**GIVEN INFORMATION**.
# # # # # # #

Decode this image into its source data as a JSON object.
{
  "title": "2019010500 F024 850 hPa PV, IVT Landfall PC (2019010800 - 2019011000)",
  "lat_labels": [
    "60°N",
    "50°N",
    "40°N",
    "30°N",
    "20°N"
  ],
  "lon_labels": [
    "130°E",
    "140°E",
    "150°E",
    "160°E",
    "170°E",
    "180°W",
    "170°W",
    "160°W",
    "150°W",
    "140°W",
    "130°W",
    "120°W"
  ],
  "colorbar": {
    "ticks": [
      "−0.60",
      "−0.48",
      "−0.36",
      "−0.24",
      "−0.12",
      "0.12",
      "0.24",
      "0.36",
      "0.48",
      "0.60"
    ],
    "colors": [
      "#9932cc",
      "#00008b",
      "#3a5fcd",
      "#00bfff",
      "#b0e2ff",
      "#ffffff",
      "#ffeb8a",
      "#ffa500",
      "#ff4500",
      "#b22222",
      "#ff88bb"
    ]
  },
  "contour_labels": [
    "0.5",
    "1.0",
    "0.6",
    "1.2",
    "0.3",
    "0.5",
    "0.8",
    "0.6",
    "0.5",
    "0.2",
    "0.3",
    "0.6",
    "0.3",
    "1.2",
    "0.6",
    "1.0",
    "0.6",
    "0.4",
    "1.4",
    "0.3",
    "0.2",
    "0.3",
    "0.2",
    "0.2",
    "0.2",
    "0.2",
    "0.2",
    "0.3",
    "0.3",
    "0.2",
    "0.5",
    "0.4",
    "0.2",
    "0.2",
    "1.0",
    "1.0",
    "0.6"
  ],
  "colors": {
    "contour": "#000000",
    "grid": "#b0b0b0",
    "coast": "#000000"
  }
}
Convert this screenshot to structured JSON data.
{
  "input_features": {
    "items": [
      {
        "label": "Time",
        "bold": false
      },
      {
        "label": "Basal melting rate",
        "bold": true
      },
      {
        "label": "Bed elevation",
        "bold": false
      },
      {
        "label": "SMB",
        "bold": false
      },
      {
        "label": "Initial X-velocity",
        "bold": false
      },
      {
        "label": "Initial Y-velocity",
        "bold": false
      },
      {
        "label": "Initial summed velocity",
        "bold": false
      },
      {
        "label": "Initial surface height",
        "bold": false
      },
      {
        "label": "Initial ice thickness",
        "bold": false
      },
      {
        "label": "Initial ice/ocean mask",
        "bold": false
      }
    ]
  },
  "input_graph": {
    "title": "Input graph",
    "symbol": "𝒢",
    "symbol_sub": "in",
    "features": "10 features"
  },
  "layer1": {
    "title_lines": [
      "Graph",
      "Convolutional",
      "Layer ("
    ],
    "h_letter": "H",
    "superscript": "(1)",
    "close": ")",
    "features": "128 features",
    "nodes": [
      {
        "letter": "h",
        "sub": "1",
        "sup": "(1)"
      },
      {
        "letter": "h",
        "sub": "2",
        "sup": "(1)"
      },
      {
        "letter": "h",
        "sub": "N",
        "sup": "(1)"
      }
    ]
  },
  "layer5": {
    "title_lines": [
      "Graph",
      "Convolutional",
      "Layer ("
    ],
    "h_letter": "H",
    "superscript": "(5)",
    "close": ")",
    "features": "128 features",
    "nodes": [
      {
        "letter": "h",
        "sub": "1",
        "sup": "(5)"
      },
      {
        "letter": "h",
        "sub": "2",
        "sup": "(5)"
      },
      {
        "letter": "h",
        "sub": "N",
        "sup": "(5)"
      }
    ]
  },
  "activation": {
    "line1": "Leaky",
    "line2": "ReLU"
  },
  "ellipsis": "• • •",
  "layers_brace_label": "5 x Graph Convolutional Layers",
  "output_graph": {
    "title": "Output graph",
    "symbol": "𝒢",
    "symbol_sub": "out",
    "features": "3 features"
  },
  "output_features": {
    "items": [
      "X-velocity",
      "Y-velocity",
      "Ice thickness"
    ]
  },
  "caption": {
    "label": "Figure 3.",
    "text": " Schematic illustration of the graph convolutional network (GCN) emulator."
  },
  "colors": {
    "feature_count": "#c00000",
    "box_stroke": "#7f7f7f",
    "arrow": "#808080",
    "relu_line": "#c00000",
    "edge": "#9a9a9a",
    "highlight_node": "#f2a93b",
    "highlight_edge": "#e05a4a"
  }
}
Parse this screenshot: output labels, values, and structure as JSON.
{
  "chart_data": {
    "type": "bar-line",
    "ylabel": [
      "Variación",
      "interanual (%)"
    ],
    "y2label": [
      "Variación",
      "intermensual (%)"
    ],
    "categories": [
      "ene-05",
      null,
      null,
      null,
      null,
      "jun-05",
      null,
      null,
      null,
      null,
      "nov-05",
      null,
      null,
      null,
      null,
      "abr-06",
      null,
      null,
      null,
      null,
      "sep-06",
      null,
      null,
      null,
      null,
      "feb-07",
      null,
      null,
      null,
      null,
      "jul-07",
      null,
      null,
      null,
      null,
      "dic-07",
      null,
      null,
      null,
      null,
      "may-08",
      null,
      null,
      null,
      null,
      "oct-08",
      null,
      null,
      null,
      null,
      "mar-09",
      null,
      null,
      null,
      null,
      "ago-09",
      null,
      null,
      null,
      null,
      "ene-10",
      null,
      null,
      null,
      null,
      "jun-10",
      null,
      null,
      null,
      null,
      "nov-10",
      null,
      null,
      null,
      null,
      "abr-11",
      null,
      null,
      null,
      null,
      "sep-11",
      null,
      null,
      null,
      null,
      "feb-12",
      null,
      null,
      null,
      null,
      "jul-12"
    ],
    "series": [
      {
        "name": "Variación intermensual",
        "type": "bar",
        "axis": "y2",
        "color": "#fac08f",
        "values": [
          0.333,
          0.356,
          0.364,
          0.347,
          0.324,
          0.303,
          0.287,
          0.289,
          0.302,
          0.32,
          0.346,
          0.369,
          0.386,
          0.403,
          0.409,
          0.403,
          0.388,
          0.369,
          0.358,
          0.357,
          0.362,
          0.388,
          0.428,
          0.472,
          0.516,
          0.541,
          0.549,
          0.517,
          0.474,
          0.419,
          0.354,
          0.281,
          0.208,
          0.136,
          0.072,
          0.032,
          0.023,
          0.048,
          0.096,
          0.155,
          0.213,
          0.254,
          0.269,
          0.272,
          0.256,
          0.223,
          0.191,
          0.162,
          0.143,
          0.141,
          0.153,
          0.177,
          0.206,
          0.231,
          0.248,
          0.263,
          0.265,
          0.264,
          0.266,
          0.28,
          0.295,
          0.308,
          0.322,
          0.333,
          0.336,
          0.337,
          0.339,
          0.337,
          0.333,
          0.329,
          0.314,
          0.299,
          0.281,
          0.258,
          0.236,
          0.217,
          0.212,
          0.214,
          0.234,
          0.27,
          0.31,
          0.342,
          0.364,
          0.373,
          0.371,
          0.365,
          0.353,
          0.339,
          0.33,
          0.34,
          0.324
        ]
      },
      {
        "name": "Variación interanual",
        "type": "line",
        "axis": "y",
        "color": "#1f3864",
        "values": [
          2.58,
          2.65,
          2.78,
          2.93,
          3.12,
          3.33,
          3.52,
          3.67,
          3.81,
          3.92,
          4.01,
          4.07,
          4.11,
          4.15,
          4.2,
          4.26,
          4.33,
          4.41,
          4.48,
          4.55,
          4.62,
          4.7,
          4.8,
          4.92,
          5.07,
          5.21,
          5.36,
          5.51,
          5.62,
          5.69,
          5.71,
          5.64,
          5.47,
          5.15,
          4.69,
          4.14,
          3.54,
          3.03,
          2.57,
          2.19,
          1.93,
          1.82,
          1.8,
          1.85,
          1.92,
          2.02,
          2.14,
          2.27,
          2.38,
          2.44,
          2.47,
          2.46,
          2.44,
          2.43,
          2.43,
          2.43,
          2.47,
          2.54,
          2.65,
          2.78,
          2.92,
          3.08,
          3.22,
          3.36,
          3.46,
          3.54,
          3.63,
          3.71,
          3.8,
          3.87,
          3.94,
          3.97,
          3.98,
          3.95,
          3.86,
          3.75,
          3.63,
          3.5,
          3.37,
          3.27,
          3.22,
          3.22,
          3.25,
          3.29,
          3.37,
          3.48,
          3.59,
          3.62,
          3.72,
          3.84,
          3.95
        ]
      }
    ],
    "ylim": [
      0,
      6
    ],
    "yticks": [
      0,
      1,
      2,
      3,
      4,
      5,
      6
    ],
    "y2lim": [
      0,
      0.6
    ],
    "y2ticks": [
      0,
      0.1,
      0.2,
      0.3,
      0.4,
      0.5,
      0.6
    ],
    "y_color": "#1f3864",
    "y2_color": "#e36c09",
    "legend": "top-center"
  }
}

# # # # # # #

**GIVEN INSTRUCTION**. Determine how many lines include the string "Initial". Give no answer but the number.

**TASK OUTPUT**. 6